Aim of the task: Go to the line containing "Reverse-engineer this chart into JSON." below; retype it and all following lines exactly, and leave out the pictures.

Materials provided:
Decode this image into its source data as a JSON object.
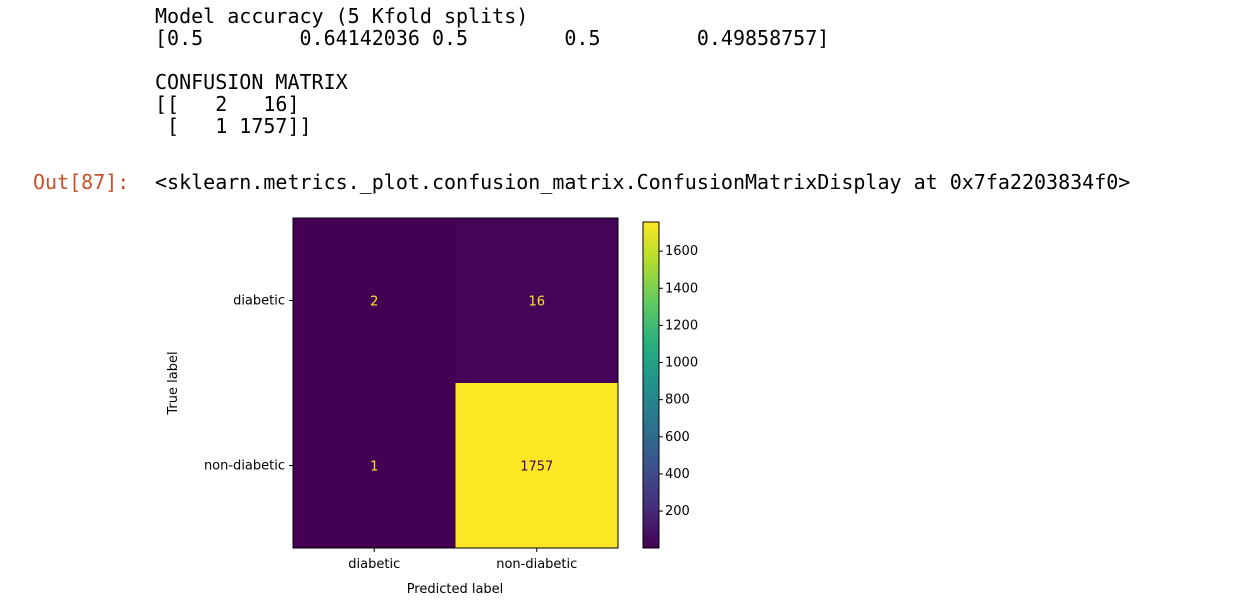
{
  "notebook": {
    "stdout_lines": [
      "Model accuracy (5 Kfold splits)",
      "[0.5        0.64142036 0.5        0.5        0.49858757]",
      "",
      "CONFUSION MATRIX",
      "[[   2   16]",
      " [   1 1757]]"
    ],
    "out_prompt": "Out[87]:",
    "out_repr": "<sklearn.metrics._plot.confusion_matrix.ConfusionMatrixDisplay at 0x7fa2203834f0>",
    "prompt_color": "#c8502a"
  },
  "chart_data": {
    "type": "heatmap",
    "x_categories": [
      "diabetic",
      "non-diabetic"
    ],
    "y_categories": [
      "diabetic",
      "non-diabetic"
    ],
    "values": [
      [
        2,
        16
      ],
      [
        1,
        1757
      ]
    ],
    "xlabel": "Predicted label",
    "ylabel": "True label",
    "title": "",
    "colormap": "viridis",
    "colorbar": {
      "range": [
        1,
        1757
      ],
      "ticks": [
        200,
        400,
        600,
        800,
        1000,
        1200,
        1400,
        1600
      ]
    },
    "text_colors": {
      "on_dark": "#fde725",
      "on_light": "#440154"
    }
  }
}
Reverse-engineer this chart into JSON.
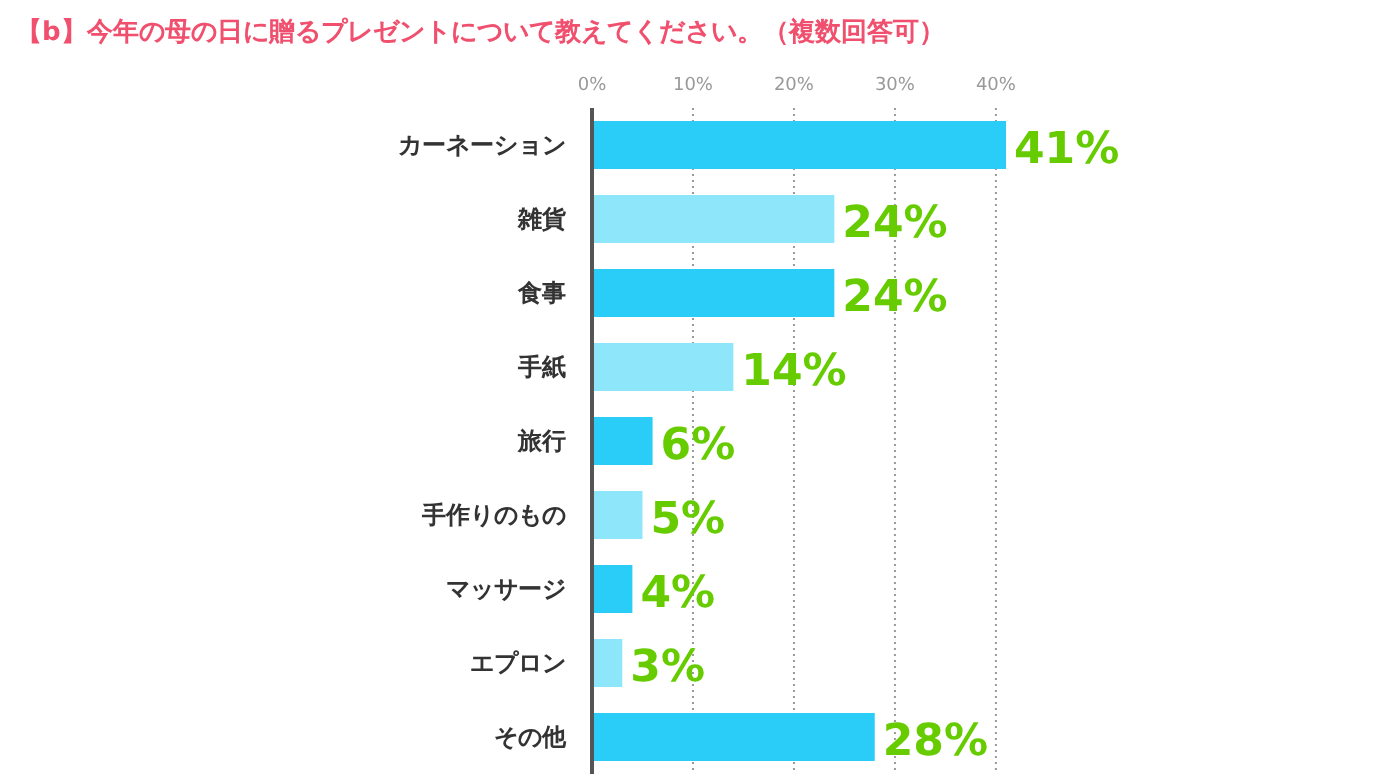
{
  "chart_data": {
    "type": "bar",
    "orientation": "horizontal",
    "title": "【b】今年の母の日に贈るプレゼントについて教えてください。（複数回答可）",
    "categories": [
      "カーネーション",
      "雑貨",
      "食事",
      "手紙",
      "旅行",
      "手作りのもの",
      "マッサージ",
      "エプロン",
      "その他"
    ],
    "values": [
      41,
      24,
      24,
      14,
      6,
      5,
      4,
      3,
      28
    ],
    "colors": [
      "#29cdf7",
      "#8ee6fb",
      "#29cdf7",
      "#8ee6fb",
      "#29cdf7",
      "#8ee6fb",
      "#29cdf7",
      "#8ee6fb",
      "#29cdf7"
    ],
    "value_labels": [
      "41%",
      "24%",
      "24%",
      "14%",
      "6%",
      "5%",
      "4%",
      "3%",
      "28%"
    ],
    "xlim": [
      0,
      41
    ],
    "xticks": [
      {
        "value": 0,
        "label": "0%"
      },
      {
        "value": 10,
        "label": "10%"
      },
      {
        "value": 20,
        "label": "20%"
      },
      {
        "value": 30,
        "label": "30%"
      },
      {
        "value": 40,
        "label": "40%"
      }
    ],
    "grid": "x"
  }
}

Exercise solution:
Reverse-engineer this chart into JSON.
{
  "chart_data": {
    "type": "bar",
    "orientation": "horizontal",
    "title": "【b】今年の母の日に贈るプレゼントについて教えてください。（複数回答可）",
    "categories": [
      "カーネーション",
      "雑貨",
      "食事",
      "手紙",
      "旅行",
      "手作りのもの",
      "マッサージ",
      "エプロン",
      "その他"
    ],
    "values": [
      41,
      24,
      24,
      14,
      6,
      5,
      4,
      3,
      28
    ],
    "colors": [
      "#29cdf7",
      "#8ee6fb",
      "#29cdf7",
      "#8ee6fb",
      "#29cdf7",
      "#8ee6fb",
      "#29cdf7",
      "#8ee6fb",
      "#29cdf7"
    ],
    "value_labels": [
      "41%",
      "24%",
      "24%",
      "14%",
      "6%",
      "5%",
      "4%",
      "3%",
      "28%"
    ],
    "xlim": [
      0,
      41
    ],
    "xticks": [
      {
        "value": 0,
        "label": "0%"
      },
      {
        "value": 10,
        "label": "10%"
      },
      {
        "value": 20,
        "label": "20%"
      },
      {
        "value": 30,
        "label": "30%"
      },
      {
        "value": 40,
        "label": "40%"
      }
    ],
    "grid": "x"
  }
}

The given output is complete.